## [Input for this task]
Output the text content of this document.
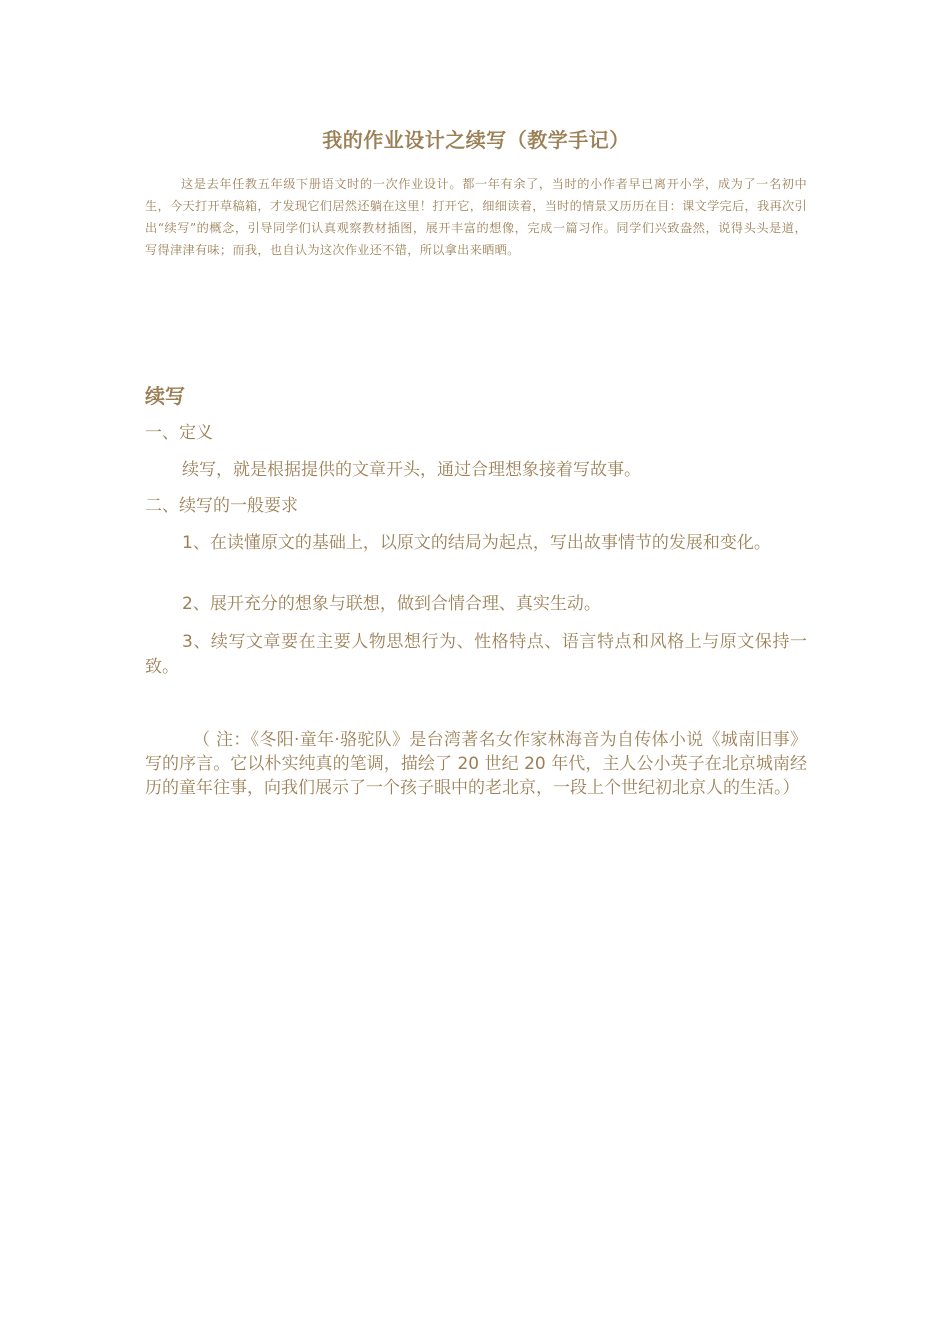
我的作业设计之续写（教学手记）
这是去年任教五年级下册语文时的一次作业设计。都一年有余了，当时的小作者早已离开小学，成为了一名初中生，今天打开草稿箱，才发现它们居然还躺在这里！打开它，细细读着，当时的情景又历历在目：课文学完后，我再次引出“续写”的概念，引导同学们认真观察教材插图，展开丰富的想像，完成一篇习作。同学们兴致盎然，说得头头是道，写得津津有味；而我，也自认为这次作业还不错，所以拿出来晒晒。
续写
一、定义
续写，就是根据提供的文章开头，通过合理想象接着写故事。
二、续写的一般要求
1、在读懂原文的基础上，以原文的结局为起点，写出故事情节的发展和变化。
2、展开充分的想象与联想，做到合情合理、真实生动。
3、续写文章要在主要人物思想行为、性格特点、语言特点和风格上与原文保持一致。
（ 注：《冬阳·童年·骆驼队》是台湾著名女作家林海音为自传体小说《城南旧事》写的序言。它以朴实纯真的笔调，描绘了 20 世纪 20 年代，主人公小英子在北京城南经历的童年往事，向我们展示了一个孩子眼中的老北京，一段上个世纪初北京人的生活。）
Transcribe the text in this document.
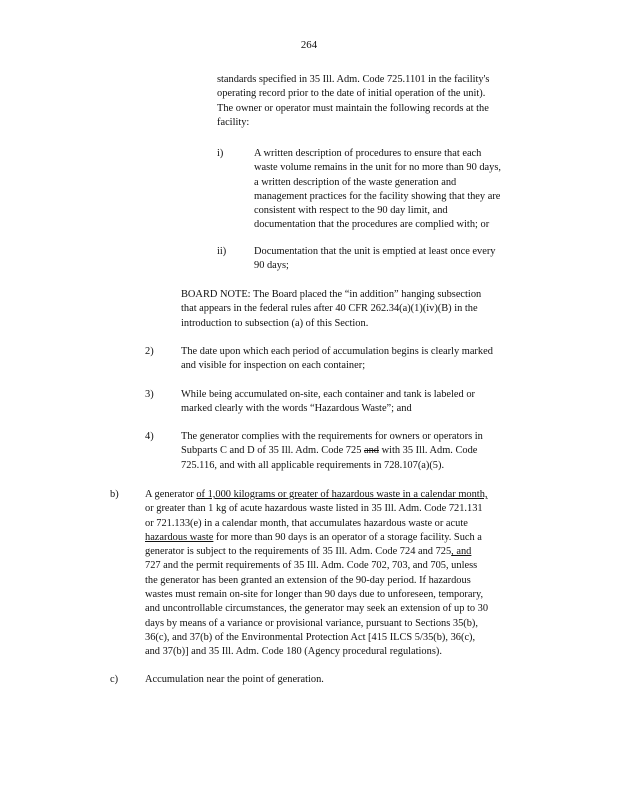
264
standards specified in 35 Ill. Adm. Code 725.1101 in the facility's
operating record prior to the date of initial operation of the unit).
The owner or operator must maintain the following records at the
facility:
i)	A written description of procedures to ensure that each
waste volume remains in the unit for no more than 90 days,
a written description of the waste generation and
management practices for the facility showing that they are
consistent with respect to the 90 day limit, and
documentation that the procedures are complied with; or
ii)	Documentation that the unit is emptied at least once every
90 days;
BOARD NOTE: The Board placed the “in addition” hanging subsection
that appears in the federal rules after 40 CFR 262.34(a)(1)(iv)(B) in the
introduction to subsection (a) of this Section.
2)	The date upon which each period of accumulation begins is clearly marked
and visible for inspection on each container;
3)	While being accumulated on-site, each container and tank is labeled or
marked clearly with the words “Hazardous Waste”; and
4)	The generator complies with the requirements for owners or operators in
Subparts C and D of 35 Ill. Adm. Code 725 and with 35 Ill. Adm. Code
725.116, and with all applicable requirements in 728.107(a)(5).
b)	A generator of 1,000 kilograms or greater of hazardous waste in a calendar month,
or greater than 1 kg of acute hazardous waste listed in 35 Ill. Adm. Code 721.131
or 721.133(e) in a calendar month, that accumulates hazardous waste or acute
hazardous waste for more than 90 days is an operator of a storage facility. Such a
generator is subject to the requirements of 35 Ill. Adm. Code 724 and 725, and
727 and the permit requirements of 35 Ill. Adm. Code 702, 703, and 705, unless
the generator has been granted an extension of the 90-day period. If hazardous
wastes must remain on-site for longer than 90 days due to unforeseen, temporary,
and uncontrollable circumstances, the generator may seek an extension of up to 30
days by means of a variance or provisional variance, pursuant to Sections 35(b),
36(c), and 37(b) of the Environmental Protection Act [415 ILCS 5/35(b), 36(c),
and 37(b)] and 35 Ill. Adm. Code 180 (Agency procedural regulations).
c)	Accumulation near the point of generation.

## [Short task]
Copy the entries above faithfully and omit every image.

## [Final answer]
Output the text content of this document.
我的作业设计之续写（教学手记）
这是去年任教五年级下册语文时的一次作业设计。都一年有余了，当时的小作者早已离开小学，成为了一名初中生，今天打开草稿箱，才发现它们居然还躺在这里！打开它，细细读着，当时的情景又历历在目：课文学完后，我再次引出“续写”的概念，引导同学们认真观察教材插图，展开丰富的想像，完成一篇习作。同学们兴致盎然，说得头头是道，写得津津有味；而我，也自认为这次作业还不错，所以拿出来晒晒。
续写
一、定义
续写，就是根据提供的文章开头，通过合理想象接着写故事。
二、续写的一般要求
1、在读懂原文的基础上，以原文的结局为起点，写出故事情节的发展和变化。
2、展开充分的想象与联想，做到合情合理、真实生动。
3、续写文章要在主要人物思想行为、性格特点、语言特点和风格上与原文保持一致。
（ 注：《冬阳·童年·骆驼队》是台湾著名女作家林海音为自传体小说《城南旧事》写的序言。它以朴实纯真的笔调，描绘了 20 世纪 20 年代，主人公小英子在北京城南经历的童年往事，向我们展示了一个孩子眼中的老北京，一段上个世纪初北京人的生活。）
Transcribe the text in this document.
264
standards specified in 35 Ill. Adm. Code 725.1101 in the facility's
operating record prior to the date of initial operation of the unit).
The owner or operator must maintain the following records at the
facility:
i)	A written description of procedures to ensure that each
waste volume remains in the unit for no more than 90 days,
a written description of the waste generation and
management practices for the facility showing that they are
consistent with respect to the 90 day limit, and
documentation that the procedures are complied with; or
ii)	Documentation that the unit is emptied at least once every
90 days;
BOARD NOTE: The Board placed the “in addition” hanging subsection
that appears in the federal rules after 40 CFR 262.34(a)(1)(iv)(B) in the
introduction to subsection (a) of this Section.
2)	The date upon which each period of accumulation begins is clearly marked
and visible for inspection on each container;
3)	While being accumulated on-site, each container and tank is labeled or
marked clearly with the words “Hazardous Waste”; and
4)	The generator complies with the requirements for owners or operators in
Subparts C and D of 35 Ill. Adm. Code 725 and with 35 Ill. Adm. Code
725.116, and with all applicable requirements in 728.107(a)(5).
b)	A generator of 1,000 kilograms or greater of hazardous waste in a calendar month,
or greater than 1 kg of acute hazardous waste listed in 35 Ill. Adm. Code 721.131
or 721.133(e) in a calendar month, that accumulates hazardous waste or acute
hazardous waste for more than 90 days is an operator of a storage facility. Such a
generator is subject to the requirements of 35 Ill. Adm. Code 724 and 725, and
727 and the permit requirements of 35 Ill. Adm. Code 702, 703, and 705, unless
the generator has been granted an extension of the 90-day period. If hazardous
wastes must remain on-site for longer than 90 days due to unforeseen, temporary,
and uncontrollable circumstances, the generator may seek an extension of up to 30
days by means of a variance or provisional variance, pursuant to Sections 35(b),
36(c), and 37(b) of the Environmental Protection Act [415 ILCS 5/35(b), 36(c),
and 37(b)] and 35 Ill. Adm. Code 180 (Agency procedural regulations).
c)	Accumulation near the point of generation.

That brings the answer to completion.